**Entries from a dataset:**

## start

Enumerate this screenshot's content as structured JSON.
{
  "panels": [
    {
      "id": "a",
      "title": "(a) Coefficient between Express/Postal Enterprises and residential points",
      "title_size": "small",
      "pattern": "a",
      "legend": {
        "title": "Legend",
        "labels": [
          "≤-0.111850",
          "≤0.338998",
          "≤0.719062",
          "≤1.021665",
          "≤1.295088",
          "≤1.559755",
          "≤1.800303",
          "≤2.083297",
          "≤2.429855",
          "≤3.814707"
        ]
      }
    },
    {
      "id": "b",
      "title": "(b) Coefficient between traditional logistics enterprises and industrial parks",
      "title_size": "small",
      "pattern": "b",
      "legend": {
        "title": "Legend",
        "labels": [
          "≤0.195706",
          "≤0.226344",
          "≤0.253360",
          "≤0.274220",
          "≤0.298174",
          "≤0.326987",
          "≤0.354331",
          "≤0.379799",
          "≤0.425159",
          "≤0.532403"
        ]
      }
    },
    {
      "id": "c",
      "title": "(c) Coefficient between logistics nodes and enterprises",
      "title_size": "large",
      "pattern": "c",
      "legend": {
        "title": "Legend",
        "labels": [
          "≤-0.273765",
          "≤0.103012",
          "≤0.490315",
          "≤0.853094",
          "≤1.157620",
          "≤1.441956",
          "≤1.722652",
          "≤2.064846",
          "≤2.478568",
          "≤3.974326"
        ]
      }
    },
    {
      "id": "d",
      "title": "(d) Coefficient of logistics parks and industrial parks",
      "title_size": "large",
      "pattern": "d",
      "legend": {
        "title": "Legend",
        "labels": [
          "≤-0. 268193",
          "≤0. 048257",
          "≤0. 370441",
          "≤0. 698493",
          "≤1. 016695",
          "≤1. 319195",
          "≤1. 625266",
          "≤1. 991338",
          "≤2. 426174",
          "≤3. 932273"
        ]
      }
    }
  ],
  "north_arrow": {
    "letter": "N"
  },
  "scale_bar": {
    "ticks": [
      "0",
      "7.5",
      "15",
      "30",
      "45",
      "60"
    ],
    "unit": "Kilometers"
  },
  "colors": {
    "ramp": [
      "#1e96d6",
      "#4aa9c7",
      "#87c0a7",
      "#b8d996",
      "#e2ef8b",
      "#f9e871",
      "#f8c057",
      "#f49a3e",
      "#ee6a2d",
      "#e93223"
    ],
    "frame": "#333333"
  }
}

## end

**What you are asked to do:** Where a line holds "pattern", copy that line.

**Exercise output:**
      "pattern": "a",
      "pattern": "b",
      "pattern": "c",
      "pattern": "d",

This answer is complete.